**SHORT TASK:** Transcribe the listing below word for word.

----

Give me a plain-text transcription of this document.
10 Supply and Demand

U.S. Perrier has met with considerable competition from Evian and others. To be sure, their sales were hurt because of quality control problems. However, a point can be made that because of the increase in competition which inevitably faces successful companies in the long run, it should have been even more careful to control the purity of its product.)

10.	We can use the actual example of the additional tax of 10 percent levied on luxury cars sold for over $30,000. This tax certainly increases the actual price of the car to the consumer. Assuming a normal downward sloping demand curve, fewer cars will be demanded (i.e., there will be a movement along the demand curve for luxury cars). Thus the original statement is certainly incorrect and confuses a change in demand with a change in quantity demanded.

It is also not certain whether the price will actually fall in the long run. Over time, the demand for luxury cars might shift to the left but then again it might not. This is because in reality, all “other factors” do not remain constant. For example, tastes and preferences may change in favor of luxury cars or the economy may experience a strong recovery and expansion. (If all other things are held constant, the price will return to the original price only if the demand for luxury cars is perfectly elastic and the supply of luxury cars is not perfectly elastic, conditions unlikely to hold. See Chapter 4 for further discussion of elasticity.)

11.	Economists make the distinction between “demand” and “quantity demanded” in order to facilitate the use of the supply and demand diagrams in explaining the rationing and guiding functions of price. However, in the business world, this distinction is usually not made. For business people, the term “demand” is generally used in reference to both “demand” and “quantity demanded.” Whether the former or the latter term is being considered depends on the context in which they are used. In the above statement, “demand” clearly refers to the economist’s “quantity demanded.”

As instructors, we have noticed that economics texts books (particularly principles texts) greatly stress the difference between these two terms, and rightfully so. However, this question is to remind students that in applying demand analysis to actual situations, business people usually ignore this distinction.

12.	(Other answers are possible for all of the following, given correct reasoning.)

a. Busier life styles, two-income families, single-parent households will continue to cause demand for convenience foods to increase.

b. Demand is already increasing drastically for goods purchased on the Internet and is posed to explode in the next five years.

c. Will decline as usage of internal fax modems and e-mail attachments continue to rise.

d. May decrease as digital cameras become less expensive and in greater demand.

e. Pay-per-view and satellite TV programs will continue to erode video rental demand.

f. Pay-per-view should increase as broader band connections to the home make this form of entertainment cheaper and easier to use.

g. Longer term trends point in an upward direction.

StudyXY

----

**FINISHED ANSWER:**
Give me a plain-text transcription of this document.
10 Supply and Demand

U.S. Perrier has met with considerable competition from Evian and others. To be sure, their sales were hurt because of quality control problems. However, a point can be made that because of the increase in competition which inevitably faces successful companies in the long run, it should have been even more careful to control the purity of its product.)

10.	We can use the actual example of the additional tax of 10 percent levied on luxury cars sold for over $30,000. This tax certainly increases the actual price of the car to the consumer. Assuming a normal downward sloping demand curve, fewer cars will be demanded (i.e., there will be a movement along the demand curve for luxury cars). Thus the original statement is certainly incorrect and confuses a change in demand with a change in quantity demanded.

It is also not certain whether the price will actually fall in the long run. Over time, the demand for luxury cars might shift to the left but then again it might not. This is because in reality, all “other factors” do not remain constant. For example, tastes and preferences may change in favor of luxury cars or the economy may experience a strong recovery and expansion. (If all other things are held constant, the price will return to the original price only if the demand for luxury cars is perfectly elastic and the supply of luxury cars is not perfectly elastic, conditions unlikely to hold. See Chapter 4 for further discussion of elasticity.)

11.	Economists make the distinction between “demand” and “quantity demanded” in order to facilitate the use of the supply and demand diagrams in explaining the rationing and guiding functions of price. However, in the business world, this distinction is usually not made. For business people, the term “demand” is generally used in reference to both “demand” and “quantity demanded.” Whether the former or the latter term is being considered depends on the context in which they are used. In the above statement, “demand” clearly refers to the economist’s “quantity demanded.”

As instructors, we have noticed that economics texts books (particularly principles texts) greatly stress the difference between these two terms, and rightfully so. However, this question is to remind students that in applying demand analysis to actual situations, business people usually ignore this distinction.

12.	(Other answers are possible for all of the following, given correct reasoning.)

a. Busier life styles, two-income families, single-parent households will continue to cause demand for convenience foods to increase.

b. Demand is already increasing drastically for goods purchased on the Internet and is posed to explode in the next five years.

c. Will decline as usage of internal fax modems and e-mail attachments continue to rise.

d. May decrease as digital cameras become less expensive and in greater demand.

e. Pay-per-view and satellite TV programs will continue to erode video rental demand.

f. Pay-per-view should increase as broader band connections to the home make this form of entertainment cheaper and easier to use.

g. Longer term trends point in an upward direction.

StudyXY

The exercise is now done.